Dataset records:
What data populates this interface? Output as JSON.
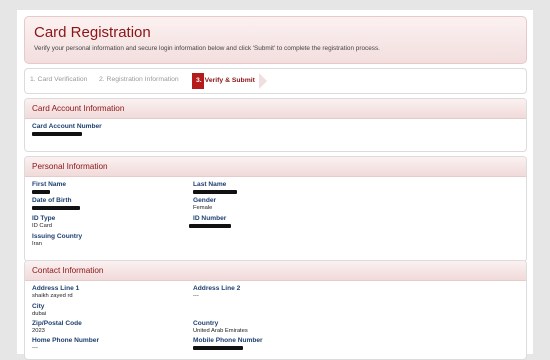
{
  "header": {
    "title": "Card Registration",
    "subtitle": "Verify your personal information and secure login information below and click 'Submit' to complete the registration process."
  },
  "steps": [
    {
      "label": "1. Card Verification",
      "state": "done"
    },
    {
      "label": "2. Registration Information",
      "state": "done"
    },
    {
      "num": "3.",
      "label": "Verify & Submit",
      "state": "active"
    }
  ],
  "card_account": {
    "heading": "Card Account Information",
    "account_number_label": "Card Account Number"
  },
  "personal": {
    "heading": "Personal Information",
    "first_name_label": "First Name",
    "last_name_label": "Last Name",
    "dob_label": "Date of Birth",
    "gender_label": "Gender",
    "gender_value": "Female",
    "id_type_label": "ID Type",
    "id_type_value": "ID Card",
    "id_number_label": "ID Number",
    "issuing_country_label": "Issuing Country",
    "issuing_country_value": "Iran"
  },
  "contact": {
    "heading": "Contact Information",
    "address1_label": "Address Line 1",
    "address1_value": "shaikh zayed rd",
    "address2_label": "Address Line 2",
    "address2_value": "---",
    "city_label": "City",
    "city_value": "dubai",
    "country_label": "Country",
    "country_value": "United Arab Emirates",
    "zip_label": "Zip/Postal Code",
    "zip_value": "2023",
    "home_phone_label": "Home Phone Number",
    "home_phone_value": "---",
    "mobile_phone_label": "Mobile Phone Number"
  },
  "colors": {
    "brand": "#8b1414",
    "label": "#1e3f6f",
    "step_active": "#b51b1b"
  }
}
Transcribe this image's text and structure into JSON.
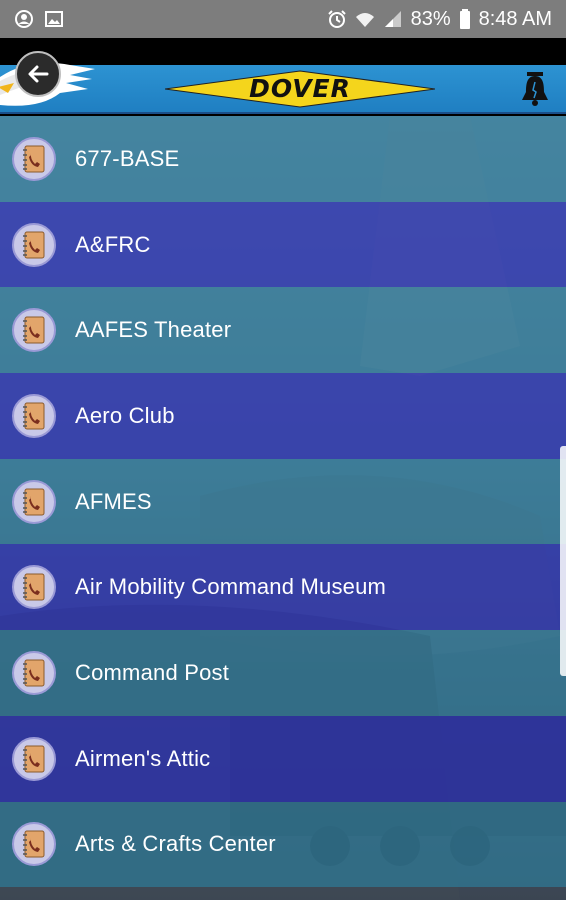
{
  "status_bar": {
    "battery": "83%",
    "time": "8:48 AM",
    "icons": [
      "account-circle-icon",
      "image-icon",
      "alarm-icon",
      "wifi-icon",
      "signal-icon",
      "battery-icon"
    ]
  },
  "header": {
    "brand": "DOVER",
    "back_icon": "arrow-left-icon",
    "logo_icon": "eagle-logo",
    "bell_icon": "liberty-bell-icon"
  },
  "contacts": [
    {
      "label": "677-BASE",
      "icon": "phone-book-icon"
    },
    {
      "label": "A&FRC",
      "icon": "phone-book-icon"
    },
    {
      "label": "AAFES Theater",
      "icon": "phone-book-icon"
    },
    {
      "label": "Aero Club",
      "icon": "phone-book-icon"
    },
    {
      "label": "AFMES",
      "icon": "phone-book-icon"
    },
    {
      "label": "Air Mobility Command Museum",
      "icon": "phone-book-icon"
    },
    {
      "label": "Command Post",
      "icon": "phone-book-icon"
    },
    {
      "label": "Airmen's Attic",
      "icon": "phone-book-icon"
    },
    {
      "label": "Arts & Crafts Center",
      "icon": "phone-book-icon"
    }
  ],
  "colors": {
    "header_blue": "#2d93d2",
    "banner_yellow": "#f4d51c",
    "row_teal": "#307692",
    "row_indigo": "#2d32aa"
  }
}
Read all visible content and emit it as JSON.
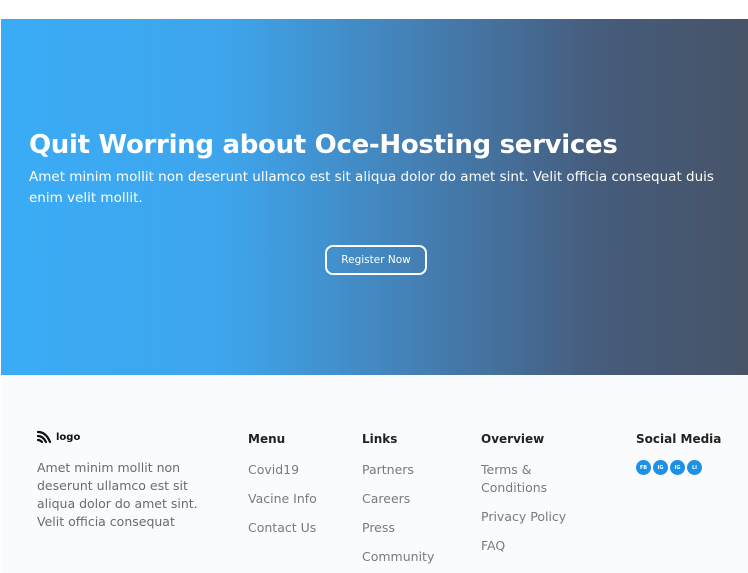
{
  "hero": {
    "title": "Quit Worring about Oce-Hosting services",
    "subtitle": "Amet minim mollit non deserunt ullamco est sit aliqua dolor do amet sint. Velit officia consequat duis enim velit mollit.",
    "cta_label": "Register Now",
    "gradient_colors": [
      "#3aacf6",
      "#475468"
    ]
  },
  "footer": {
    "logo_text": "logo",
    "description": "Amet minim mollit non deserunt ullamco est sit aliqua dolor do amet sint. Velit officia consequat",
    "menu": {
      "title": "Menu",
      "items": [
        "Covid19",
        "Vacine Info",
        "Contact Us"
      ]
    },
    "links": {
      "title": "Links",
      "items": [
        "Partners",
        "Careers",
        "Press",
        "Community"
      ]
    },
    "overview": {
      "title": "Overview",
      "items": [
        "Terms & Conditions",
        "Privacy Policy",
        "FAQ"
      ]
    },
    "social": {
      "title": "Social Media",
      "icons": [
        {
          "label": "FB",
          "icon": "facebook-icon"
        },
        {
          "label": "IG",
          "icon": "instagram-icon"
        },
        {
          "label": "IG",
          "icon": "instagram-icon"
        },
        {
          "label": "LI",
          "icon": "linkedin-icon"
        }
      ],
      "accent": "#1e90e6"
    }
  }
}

*Instruction*.
Copy out the records above in full, exactly as written, but not the pictures.

*Task response*.
What data populates this interface? Output as JSON.
{
  "header": {
    "title": "Card Registration",
    "subtitle": "Verify your personal information and secure login information below and click 'Submit' to complete the registration process."
  },
  "steps": [
    {
      "label": "1. Card Verification",
      "state": "done"
    },
    {
      "label": "2. Registration Information",
      "state": "done"
    },
    {
      "num": "3.",
      "label": "Verify & Submit",
      "state": "active"
    }
  ],
  "card_account": {
    "heading": "Card Account Information",
    "account_number_label": "Card Account Number"
  },
  "personal": {
    "heading": "Personal Information",
    "first_name_label": "First Name",
    "last_name_label": "Last Name",
    "dob_label": "Date of Birth",
    "gender_label": "Gender",
    "gender_value": "Female",
    "id_type_label": "ID Type",
    "id_type_value": "ID Card",
    "id_number_label": "ID Number",
    "issuing_country_label": "Issuing Country",
    "issuing_country_value": "Iran"
  },
  "contact": {
    "heading": "Contact Information",
    "address1_label": "Address Line 1",
    "address1_value": "shaikh zayed rd",
    "address2_label": "Address Line 2",
    "address2_value": "---",
    "city_label": "City",
    "city_value": "dubai",
    "country_label": "Country",
    "country_value": "United Arab Emirates",
    "zip_label": "Zip/Postal Code",
    "zip_value": "2023",
    "home_phone_label": "Home Phone Number",
    "home_phone_value": "---",
    "mobile_phone_label": "Mobile Phone Number"
  },
  "colors": {
    "brand": "#8b1414",
    "label": "#1e3f6f",
    "step_active": "#b51b1b"
  }
}
Transcribe this image's text and structure into JSON.
{
  "status_bar": {
    "battery": "83%",
    "time": "8:48 AM",
    "icons": [
      "account-circle-icon",
      "image-icon",
      "alarm-icon",
      "wifi-icon",
      "signal-icon",
      "battery-icon"
    ]
  },
  "header": {
    "brand": "DOVER",
    "back_icon": "arrow-left-icon",
    "logo_icon": "eagle-logo",
    "bell_icon": "liberty-bell-icon"
  },
  "contacts": [
    {
      "label": "677-BASE",
      "icon": "phone-book-icon"
    },
    {
      "label": "A&FRC",
      "icon": "phone-book-icon"
    },
    {
      "label": "AAFES Theater",
      "icon": "phone-book-icon"
    },
    {
      "label": "Aero Club",
      "icon": "phone-book-icon"
    },
    {
      "label": "AFMES",
      "icon": "phone-book-icon"
    },
    {
      "label": "Air Mobility Command Museum",
      "icon": "phone-book-icon"
    },
    {
      "label": "Command Post",
      "icon": "phone-book-icon"
    },
    {
      "label": "Airmen's Attic",
      "icon": "phone-book-icon"
    },
    {
      "label": "Arts & Crafts Center",
      "icon": "phone-book-icon"
    }
  ],
  "colors": {
    "header_blue": "#2d93d2",
    "banner_yellow": "#f4d51c",
    "row_teal": "#307692",
    "row_indigo": "#2d32aa"
  }
}
Read all visible content and emit it as JSON.
{
  "hero": {
    "title": "Quit Worring about Oce-Hosting services",
    "subtitle": "Amet minim mollit non deserunt ullamco est sit aliqua dolor do amet sint. Velit officia consequat duis enim velit mollit.",
    "cta_label": "Register Now",
    "gradient_colors": [
      "#3aacf6",
      "#475468"
    ]
  },
  "footer": {
    "logo_text": "logo",
    "description": "Amet minim mollit non deserunt ullamco est sit aliqua dolor do amet sint. Velit officia consequat",
    "menu": {
      "title": "Menu",
      "items": [
        "Covid19",
        "Vacine Info",
        "Contact Us"
      ]
    },
    "links": {
      "title": "Links",
      "items": [
        "Partners",
        "Careers",
        "Press",
        "Community"
      ]
    },
    "overview": {
      "title": "Overview",
      "items": [
        "Terms & Conditions",
        "Privacy Policy",
        "FAQ"
      ]
    },
    "social": {
      "title": "Social Media",
      "icons": [
        {
          "label": "FB",
          "icon": "facebook-icon"
        },
        {
          "label": "IG",
          "icon": "instagram-icon"
        },
        {
          "label": "IG",
          "icon": "instagram-icon"
        },
        {
          "label": "LI",
          "icon": "linkedin-icon"
        }
      ],
      "accent": "#1e90e6"
    }
  }
}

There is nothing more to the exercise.